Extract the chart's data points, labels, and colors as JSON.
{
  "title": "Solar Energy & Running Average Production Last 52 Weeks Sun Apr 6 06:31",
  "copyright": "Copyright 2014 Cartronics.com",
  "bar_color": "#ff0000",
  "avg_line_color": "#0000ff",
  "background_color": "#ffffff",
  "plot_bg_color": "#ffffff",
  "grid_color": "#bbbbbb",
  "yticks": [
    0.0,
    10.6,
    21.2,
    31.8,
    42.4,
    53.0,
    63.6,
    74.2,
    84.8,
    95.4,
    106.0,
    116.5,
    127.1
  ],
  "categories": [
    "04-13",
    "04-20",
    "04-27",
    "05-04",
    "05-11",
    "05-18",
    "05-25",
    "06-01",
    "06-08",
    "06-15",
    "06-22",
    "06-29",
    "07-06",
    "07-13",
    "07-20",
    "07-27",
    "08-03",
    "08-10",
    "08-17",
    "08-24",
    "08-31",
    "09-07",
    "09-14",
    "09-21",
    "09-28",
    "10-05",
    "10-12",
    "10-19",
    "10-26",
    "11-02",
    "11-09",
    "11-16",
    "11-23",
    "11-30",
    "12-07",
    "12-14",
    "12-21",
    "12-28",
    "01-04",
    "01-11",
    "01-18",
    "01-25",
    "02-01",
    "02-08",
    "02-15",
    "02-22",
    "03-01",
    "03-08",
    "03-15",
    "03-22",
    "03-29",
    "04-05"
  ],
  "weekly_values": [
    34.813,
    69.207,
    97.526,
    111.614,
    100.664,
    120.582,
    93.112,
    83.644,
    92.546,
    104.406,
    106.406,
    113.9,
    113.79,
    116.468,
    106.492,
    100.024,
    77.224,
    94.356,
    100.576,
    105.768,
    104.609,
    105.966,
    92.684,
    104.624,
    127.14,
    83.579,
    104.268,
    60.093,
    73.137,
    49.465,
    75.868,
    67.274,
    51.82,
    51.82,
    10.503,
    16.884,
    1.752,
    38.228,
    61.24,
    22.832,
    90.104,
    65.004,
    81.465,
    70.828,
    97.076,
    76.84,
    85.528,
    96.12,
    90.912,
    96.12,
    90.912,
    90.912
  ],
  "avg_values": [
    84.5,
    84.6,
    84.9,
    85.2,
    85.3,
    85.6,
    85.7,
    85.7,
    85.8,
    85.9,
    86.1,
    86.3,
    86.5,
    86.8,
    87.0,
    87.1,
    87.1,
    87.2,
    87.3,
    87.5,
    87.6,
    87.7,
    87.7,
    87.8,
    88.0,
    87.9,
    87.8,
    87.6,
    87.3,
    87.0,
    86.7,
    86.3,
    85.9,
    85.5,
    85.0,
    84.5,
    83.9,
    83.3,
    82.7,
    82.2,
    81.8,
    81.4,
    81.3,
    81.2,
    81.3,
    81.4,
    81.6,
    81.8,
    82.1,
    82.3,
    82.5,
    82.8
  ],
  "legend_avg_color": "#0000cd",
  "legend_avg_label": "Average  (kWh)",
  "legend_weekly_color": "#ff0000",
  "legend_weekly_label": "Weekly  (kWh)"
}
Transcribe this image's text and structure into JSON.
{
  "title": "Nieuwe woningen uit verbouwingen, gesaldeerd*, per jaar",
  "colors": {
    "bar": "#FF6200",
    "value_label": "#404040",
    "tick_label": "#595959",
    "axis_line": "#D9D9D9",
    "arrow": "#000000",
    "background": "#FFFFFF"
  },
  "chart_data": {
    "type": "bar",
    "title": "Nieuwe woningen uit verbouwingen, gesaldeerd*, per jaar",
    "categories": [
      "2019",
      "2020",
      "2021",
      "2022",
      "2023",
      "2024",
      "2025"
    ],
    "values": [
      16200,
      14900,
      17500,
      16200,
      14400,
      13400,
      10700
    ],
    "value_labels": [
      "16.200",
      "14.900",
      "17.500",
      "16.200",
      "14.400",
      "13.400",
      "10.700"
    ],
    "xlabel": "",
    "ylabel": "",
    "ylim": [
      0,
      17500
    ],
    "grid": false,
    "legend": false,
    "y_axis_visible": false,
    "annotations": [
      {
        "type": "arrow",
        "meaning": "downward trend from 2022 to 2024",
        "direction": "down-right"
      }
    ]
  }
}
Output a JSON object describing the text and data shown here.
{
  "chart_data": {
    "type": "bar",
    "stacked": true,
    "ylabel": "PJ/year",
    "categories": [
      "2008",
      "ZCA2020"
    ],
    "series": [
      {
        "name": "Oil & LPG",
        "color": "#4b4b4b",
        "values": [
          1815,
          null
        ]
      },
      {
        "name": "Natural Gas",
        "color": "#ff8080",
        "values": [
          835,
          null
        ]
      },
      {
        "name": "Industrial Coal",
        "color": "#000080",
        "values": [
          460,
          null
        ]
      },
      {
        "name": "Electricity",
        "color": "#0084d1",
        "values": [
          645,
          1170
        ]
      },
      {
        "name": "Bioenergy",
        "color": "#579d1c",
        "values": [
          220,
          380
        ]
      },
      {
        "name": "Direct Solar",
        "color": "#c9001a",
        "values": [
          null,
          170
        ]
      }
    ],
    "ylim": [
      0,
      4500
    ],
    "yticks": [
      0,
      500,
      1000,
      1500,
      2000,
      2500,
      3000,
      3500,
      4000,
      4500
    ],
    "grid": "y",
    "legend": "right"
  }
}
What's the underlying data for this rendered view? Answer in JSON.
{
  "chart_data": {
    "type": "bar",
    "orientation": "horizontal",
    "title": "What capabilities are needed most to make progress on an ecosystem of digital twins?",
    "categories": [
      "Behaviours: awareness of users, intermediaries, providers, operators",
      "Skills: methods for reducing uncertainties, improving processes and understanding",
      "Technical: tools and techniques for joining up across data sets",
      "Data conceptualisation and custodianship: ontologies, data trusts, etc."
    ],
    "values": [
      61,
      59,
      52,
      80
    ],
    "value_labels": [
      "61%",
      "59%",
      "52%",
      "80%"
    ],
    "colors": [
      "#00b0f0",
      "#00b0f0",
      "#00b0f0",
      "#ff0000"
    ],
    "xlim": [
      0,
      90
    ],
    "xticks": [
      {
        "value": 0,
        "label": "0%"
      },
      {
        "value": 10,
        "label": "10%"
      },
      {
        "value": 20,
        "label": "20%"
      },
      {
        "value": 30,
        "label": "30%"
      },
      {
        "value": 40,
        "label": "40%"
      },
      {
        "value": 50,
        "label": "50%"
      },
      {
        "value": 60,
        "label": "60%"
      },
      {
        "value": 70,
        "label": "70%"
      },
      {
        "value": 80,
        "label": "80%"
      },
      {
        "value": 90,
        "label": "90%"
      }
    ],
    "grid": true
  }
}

□ □ □ □

— WHAT THE TASK ASKS —
From the entries above, copy every line where the word "name" shows up.

— TASK RESULT —
        "name": "Oil & LPG",
        "name": "Natural Gas",
        "name": "Industrial Coal",
        "name": "Electricity",
        "name": "Bioenergy",
        "name": "Direct Solar",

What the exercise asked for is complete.